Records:
begin
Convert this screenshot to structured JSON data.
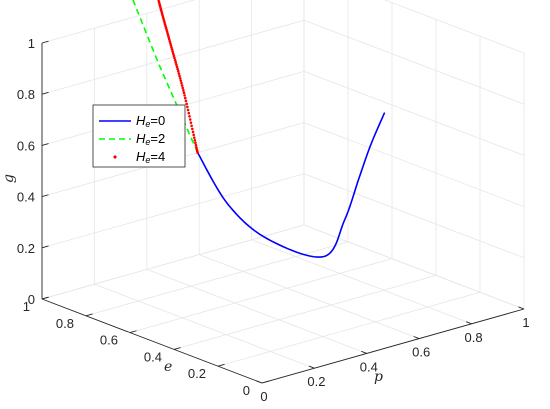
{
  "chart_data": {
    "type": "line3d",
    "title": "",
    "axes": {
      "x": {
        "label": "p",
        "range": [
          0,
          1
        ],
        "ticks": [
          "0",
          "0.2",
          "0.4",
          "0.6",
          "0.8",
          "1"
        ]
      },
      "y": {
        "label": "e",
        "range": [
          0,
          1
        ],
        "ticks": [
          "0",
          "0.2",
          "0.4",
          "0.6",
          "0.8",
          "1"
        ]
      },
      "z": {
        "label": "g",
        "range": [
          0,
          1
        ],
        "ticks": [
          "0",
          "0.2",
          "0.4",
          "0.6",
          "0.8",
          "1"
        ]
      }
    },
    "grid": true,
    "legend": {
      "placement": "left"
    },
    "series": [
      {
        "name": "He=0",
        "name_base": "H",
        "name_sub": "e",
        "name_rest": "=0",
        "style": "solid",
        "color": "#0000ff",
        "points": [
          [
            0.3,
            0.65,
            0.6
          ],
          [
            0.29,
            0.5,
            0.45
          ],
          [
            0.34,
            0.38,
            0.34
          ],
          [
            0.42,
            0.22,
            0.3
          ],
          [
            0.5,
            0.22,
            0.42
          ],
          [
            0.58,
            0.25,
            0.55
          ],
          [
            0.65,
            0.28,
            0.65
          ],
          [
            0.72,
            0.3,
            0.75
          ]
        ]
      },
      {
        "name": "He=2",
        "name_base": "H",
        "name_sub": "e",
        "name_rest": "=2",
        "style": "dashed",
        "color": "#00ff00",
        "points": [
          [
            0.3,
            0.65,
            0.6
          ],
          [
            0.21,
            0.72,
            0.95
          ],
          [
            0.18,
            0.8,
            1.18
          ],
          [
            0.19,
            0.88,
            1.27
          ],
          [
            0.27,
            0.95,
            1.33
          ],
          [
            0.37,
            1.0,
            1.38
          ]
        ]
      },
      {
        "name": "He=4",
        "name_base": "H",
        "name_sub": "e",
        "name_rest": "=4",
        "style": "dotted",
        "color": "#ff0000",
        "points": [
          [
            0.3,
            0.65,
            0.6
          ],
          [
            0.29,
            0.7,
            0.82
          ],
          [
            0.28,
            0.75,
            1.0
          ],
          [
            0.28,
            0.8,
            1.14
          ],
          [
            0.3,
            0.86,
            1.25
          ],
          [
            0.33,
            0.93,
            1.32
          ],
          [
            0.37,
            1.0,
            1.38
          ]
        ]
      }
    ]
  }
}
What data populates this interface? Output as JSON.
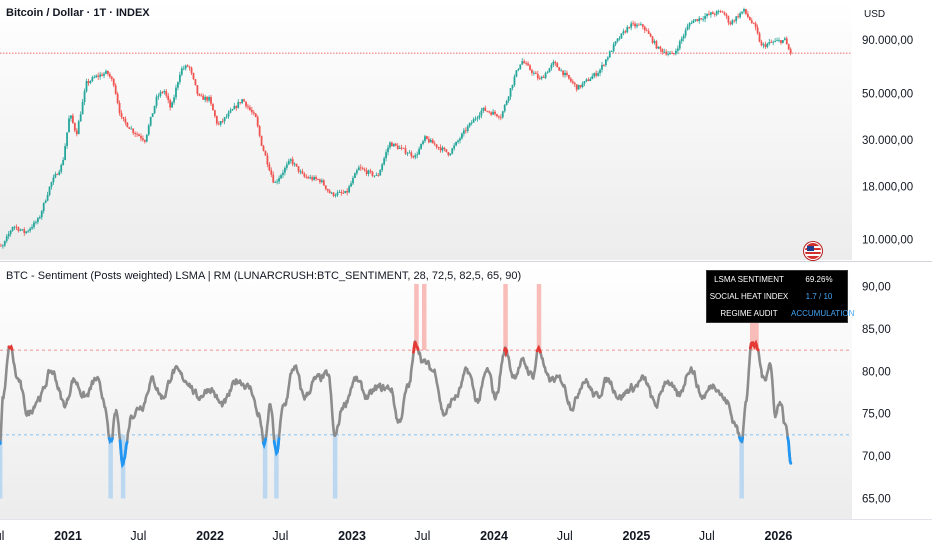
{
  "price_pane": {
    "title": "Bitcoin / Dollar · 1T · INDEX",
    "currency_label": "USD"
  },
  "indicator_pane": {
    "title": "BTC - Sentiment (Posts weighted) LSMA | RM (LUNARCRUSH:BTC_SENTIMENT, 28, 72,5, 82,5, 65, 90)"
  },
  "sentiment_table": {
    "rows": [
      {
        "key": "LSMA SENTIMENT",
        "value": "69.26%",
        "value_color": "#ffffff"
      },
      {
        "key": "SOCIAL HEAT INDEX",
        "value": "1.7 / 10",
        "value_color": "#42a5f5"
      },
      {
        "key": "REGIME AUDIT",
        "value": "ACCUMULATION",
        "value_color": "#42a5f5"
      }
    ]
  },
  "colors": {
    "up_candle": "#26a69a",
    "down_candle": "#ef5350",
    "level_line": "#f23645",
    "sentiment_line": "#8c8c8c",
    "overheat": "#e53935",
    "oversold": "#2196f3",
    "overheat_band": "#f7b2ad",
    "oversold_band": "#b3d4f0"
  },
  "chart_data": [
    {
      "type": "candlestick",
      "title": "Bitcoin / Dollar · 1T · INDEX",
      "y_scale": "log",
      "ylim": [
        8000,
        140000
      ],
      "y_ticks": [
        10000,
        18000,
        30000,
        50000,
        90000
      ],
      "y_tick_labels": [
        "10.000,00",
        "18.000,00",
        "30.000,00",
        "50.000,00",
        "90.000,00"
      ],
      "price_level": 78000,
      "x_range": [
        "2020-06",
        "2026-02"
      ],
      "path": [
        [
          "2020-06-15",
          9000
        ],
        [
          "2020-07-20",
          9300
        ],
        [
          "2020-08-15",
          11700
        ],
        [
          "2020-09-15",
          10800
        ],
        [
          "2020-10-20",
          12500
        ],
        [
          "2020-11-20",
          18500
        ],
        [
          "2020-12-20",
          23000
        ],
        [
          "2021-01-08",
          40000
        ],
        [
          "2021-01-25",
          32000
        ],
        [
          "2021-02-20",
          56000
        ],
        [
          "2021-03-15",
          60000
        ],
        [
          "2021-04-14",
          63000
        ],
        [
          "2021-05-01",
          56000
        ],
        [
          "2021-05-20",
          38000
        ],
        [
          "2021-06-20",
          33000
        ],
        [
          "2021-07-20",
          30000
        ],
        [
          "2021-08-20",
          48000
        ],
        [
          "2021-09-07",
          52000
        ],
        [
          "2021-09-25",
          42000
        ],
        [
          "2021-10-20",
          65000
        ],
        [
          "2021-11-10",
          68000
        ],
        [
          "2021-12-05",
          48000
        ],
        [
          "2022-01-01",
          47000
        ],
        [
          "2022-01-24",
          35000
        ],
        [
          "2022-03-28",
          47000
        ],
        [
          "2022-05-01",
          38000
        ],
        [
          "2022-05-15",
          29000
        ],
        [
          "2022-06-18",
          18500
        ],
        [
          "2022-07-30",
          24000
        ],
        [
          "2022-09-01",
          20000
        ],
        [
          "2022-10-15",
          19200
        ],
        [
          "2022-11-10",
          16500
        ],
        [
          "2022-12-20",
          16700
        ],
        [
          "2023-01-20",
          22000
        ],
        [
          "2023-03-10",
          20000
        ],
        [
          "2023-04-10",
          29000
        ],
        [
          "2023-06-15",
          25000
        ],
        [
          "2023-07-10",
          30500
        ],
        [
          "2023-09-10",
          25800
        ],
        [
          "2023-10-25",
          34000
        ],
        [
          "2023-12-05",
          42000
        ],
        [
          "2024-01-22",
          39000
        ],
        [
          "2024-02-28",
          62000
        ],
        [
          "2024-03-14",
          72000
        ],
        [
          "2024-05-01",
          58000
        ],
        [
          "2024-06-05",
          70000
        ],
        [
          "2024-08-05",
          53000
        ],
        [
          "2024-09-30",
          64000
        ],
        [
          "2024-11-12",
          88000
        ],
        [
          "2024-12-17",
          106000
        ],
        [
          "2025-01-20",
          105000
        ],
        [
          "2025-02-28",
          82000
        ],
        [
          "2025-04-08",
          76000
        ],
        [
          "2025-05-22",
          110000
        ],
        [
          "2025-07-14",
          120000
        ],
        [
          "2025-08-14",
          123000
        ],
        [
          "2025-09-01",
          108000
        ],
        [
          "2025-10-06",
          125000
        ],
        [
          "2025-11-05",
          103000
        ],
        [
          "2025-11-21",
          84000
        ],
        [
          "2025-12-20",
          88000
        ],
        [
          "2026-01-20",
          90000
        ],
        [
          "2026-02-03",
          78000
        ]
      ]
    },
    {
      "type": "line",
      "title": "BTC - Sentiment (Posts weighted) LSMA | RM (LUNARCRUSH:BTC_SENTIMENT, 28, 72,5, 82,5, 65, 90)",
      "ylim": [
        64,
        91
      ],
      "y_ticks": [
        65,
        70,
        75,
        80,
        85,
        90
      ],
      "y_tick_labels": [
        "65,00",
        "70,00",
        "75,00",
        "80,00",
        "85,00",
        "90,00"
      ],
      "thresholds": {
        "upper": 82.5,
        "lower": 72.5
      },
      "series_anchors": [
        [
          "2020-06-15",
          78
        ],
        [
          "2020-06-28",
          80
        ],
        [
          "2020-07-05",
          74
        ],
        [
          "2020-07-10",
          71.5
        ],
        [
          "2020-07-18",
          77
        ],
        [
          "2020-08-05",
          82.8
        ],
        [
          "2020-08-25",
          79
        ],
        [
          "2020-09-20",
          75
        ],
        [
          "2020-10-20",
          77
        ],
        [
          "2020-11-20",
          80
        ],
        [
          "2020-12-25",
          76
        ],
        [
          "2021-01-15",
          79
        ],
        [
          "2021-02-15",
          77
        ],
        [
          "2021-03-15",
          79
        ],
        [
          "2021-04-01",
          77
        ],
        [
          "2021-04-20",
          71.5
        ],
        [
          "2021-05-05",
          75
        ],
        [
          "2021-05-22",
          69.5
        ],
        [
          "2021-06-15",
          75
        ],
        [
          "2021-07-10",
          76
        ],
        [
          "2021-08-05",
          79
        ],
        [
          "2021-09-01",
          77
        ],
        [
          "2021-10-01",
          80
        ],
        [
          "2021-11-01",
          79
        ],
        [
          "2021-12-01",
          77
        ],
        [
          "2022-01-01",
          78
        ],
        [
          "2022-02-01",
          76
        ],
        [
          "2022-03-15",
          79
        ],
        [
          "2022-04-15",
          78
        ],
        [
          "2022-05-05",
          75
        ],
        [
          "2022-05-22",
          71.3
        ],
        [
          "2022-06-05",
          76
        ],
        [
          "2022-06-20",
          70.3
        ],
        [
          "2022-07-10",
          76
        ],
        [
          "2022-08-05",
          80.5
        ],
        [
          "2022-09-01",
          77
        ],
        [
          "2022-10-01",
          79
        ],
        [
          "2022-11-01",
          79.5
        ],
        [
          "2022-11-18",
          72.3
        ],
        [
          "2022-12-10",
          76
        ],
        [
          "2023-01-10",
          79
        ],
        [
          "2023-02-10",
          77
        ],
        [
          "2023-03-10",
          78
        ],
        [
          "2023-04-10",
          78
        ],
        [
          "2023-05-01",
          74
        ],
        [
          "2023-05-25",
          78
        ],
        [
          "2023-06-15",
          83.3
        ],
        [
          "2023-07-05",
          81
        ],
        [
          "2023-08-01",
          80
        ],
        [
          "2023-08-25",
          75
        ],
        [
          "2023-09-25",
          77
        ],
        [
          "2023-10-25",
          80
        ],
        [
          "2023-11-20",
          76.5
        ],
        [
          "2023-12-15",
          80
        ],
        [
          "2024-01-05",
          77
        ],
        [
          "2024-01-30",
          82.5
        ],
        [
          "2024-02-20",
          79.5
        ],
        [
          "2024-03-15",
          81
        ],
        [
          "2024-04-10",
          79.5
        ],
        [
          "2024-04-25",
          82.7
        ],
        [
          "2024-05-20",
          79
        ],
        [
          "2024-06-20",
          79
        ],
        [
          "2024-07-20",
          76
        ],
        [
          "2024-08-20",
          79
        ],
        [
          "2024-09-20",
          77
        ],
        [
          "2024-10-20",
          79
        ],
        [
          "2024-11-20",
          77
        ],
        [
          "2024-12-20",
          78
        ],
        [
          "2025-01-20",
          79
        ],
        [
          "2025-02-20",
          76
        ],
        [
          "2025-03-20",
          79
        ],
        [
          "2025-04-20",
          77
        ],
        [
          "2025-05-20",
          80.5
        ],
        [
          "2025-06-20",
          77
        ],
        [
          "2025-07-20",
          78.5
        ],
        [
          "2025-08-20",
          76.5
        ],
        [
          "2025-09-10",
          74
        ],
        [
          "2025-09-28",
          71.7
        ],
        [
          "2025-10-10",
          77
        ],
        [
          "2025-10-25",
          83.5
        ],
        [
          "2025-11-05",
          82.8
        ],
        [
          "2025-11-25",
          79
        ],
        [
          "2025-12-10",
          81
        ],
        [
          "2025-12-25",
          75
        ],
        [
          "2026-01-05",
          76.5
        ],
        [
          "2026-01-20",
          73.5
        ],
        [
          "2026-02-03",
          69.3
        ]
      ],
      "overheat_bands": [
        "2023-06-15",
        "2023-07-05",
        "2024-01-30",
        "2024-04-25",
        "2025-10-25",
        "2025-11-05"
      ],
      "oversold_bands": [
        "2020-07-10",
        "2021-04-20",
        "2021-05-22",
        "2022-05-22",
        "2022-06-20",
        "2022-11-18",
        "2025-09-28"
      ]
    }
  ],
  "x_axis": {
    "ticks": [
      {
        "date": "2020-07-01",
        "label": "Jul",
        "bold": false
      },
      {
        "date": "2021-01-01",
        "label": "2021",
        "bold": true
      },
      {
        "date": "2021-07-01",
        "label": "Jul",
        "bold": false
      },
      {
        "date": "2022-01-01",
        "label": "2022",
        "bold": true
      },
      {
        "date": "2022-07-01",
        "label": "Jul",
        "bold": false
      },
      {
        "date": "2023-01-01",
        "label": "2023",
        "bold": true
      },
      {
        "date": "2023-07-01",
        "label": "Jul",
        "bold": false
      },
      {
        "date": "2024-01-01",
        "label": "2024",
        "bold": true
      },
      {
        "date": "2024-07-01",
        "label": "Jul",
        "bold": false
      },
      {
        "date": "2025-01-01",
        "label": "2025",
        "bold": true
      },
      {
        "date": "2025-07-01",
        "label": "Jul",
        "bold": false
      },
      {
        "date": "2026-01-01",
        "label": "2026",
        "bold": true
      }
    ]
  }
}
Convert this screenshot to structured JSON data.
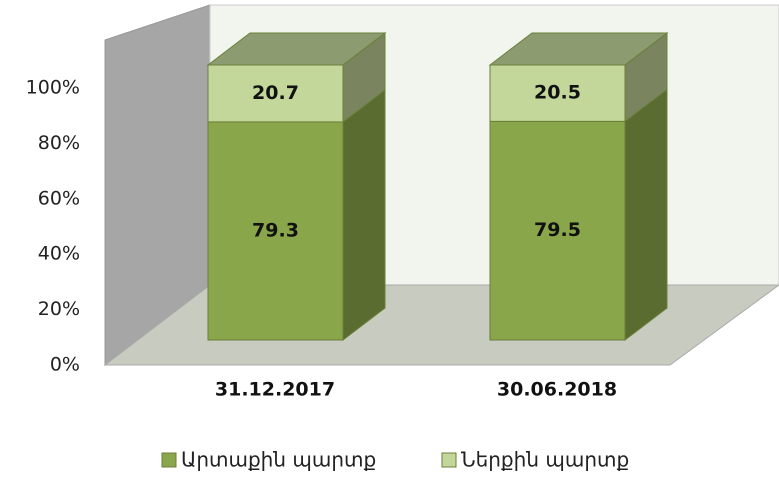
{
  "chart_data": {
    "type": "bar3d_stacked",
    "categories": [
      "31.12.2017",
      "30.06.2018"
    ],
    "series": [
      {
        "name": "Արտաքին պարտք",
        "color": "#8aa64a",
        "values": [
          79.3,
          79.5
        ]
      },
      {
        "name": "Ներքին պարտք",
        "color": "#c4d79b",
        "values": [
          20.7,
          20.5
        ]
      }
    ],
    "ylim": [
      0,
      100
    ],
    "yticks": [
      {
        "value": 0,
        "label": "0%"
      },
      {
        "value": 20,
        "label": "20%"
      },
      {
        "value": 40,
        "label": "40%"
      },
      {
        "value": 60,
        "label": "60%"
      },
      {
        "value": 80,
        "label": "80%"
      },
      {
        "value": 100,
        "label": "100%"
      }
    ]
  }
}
end
## [Work to do]
State the number of lines that contain the string "Dollar", with no other words.

## [Solution for this exercise]
2